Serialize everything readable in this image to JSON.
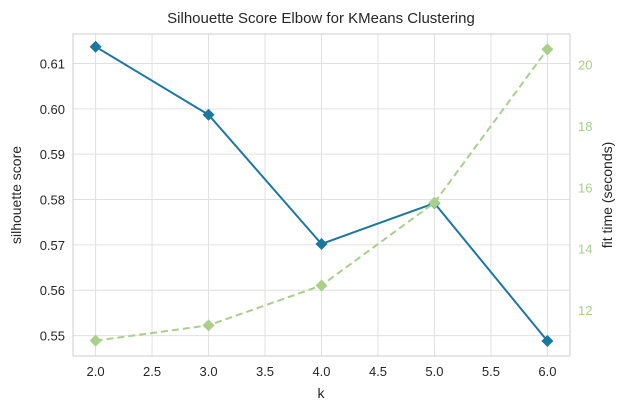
{
  "chart_data": {
    "type": "line",
    "title": "Silhouette Score Elbow for KMeans Clustering",
    "xlabel": "k",
    "ylabel": "silhouette score",
    "y2label": "fit time (seconds)",
    "x": [
      2.0,
      3.0,
      4.0,
      5.0,
      6.0
    ],
    "xlim": [
      1.8,
      6.2
    ],
    "xticks": [
      "2.0",
      "2.5",
      "3.0",
      "3.5",
      "4.0",
      "4.5",
      "5.0",
      "5.5",
      "6.0"
    ],
    "ylim": [
      0.5455,
      0.6165
    ],
    "yticks": [
      "0.55",
      "0.56",
      "0.57",
      "0.58",
      "0.59",
      "0.60",
      "0.61"
    ],
    "y2lim": [
      10.5,
      21.0
    ],
    "y2ticks": [
      "12",
      "14",
      "16",
      "18",
      "20"
    ],
    "grid": true,
    "series": [
      {
        "values": [
          0.6137,
          0.5987,
          0.5702,
          0.5792,
          0.5488
        ],
        "axis": "left",
        "color": "#1a77a0",
        "style": "solid",
        "marker": "diamond"
      },
      {
        "values": [
          11.0,
          11.5,
          12.8,
          15.5,
          20.5
        ],
        "axis": "right",
        "color": "#a9cf8b",
        "style": "dashed",
        "marker": "diamond"
      }
    ]
  }
}
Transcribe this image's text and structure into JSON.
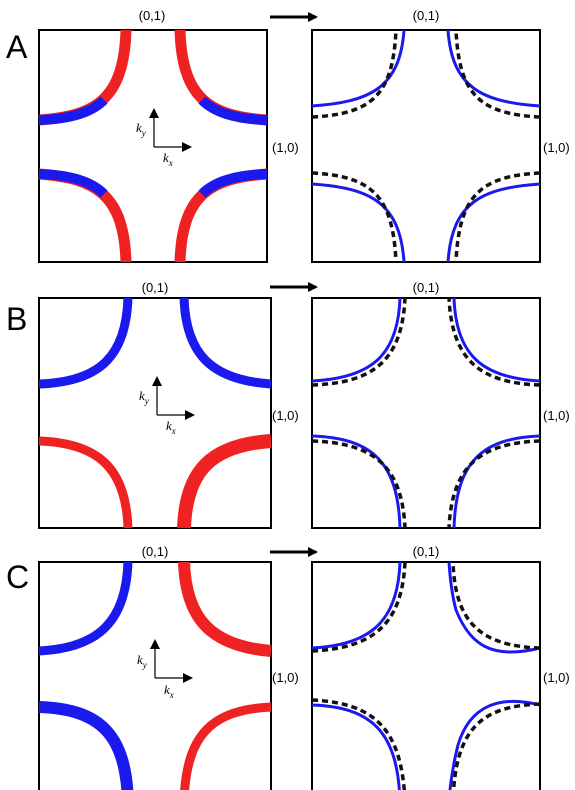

## BRIEF
All of the records need repeating exactly, except for the pictures.

## FULL RESPONSE
Serialize everything readable in this image to JSON.
{
  "chart_data": {
    "type": "line",
    "title": "Silhouette Score Elbow for KMeans Clustering",
    "xlabel": "k",
    "ylabel": "silhouette score",
    "y2label": "fit time (seconds)",
    "x": [
      2.0,
      3.0,
      4.0,
      5.0,
      6.0
    ],
    "xlim": [
      1.8,
      6.2
    ],
    "xticks": [
      "2.0",
      "2.5",
      "3.0",
      "3.5",
      "4.0",
      "4.5",
      "5.0",
      "5.5",
      "6.0"
    ],
    "ylim": [
      0.5455,
      0.6165
    ],
    "yticks": [
      "0.55",
      "0.56",
      "0.57",
      "0.58",
      "0.59",
      "0.60",
      "0.61"
    ],
    "y2lim": [
      10.5,
      21.0
    ],
    "y2ticks": [
      "12",
      "14",
      "16",
      "18",
      "20"
    ],
    "grid": true,
    "series": [
      {
        "values": [
          0.6137,
          0.5987,
          0.5702,
          0.5792,
          0.5488
        ],
        "axis": "left",
        "color": "#1a77a0",
        "style": "solid",
        "marker": "diamond"
      },
      {
        "values": [
          11.0,
          11.5,
          12.8,
          15.5,
          20.5
        ],
        "axis": "right",
        "color": "#a9cf8b",
        "style": "dashed",
        "marker": "diamond"
      }
    ]
  }
}
Transcribe this image's text and structure into JSON.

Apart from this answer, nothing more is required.